[Exercise]: Set all the material down again unchanged, without the pictures.

[Entries shown]:

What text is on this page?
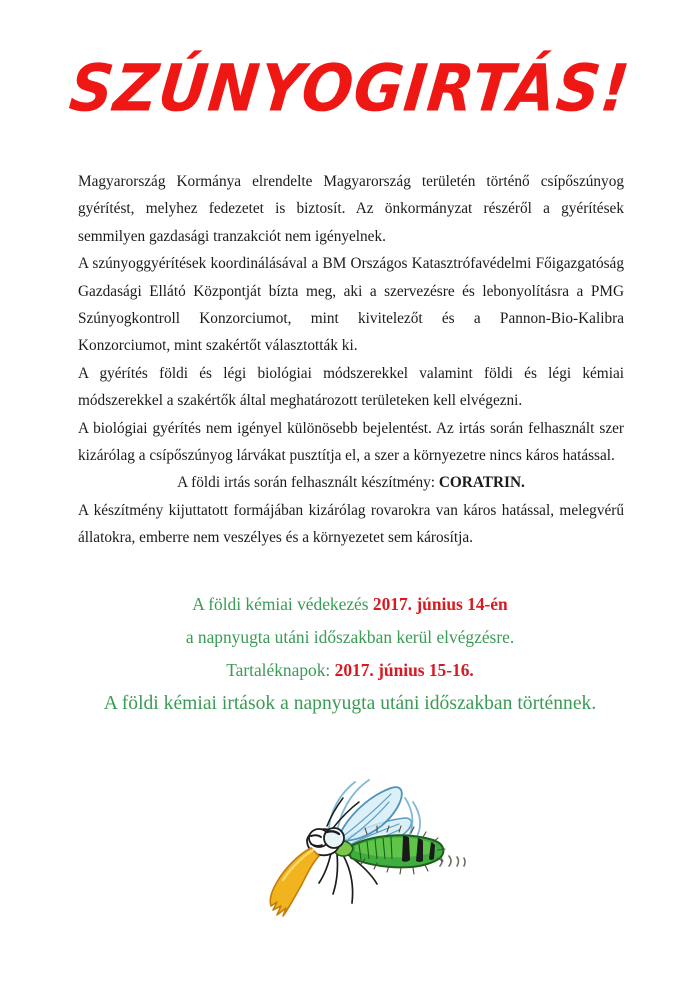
SZÚNYOGIRTÁS!

Magyarország Kormánya elrendelte Magyarország területén történő csípőszúnyog gyérítést, melyhez fedezetet is biztosít. Az önkormányzat részéről a gyérítések semmilyen gazdasági tranzakciót nem igényelnek.

A szúnyoggyérítések koordinálásával a BM Országos Katasztrófavédelmi Főigazgatóság Gazdasági Ellátó Központját bízta meg, aki a szervezésre és lebonyolításra a PMG Szúnyogkontroll Konzorciumot, mint kivitelezőt és a Pannon-Bio-Kalibra Konzorciumot, mint szakértőt választották ki.

A gyérítés földi és légi biológiai módszerekkel valamint földi és légi kémiai módszerekkel a szakértők által meghatározott területeken kell elvégezni.

A biológiai gyérítés nem igényel különösebb bejelentést. Az irtás során felhasznált szer kizárólag a csípőszúnyog lárvákat pusztítja el, a szer a környezetre nincs káros hatással.

A földi irtás során felhasznált készítmény: CORATRIN.

A készítmény kijuttatott formájában kizárólag rovarokra van káros hatással, melegvérű állatokra, emberre nem veszélyes és a környezetet sem károsítja.

A földi kémiai védekezés 2017. június 14-én
a napnyugta utáni időszakban kerül elvégzésre.
Tartaléknapok: 2017. június 15-16.
A földi kémiai irtások a napnyugta utáni időszakban történnek.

[The completed task]:
What text is on this page?
SZÚNYOGIRTÁS!

Magyarország Kormánya elrendelte Magyarország területén történő csípőszúnyog gyérítést, melyhez fedezetet is biztosít. Az önkormányzat részéről a gyérítések semmilyen gazdasági tranzakciót nem igényelnek.

A szúnyoggyérítések koordinálásával a BM Országos Katasztrófavédelmi Főigazgatóság Gazdasági Ellátó Központját bízta meg, aki a szervezésre és lebonyolításra a PMG Szúnyogkontroll Konzorciumot, mint kivitelezőt és a Pannon-Bio-Kalibra Konzorciumot, mint szakértőt választották ki.

A gyérítés földi és légi biológiai módszerekkel valamint földi és légi kémiai módszerekkel a szakértők által meghatározott területeken kell elvégezni.

A biológiai gyérítés nem igényel különösebb bejelentést. Az irtás során felhasznált szer kizárólag a csípőszúnyog lárvákat pusztítja el, a szer a környezetre nincs káros hatással.

A földi irtás során felhasznált készítmény: CORATRIN.

A készítmény kijuttatott formájában kizárólag rovarokra van káros hatással, melegvérű állatokra, emberre nem veszélyes és a környezetet sem károsítja.

A földi kémiai védekezés 2017. június 14-én
a napnyugta utáni időszakban kerül elvégzésre.
Tartaléknapok: 2017. június 15-16.
A földi kémiai irtások a napnyugta utáni időszakban történnek.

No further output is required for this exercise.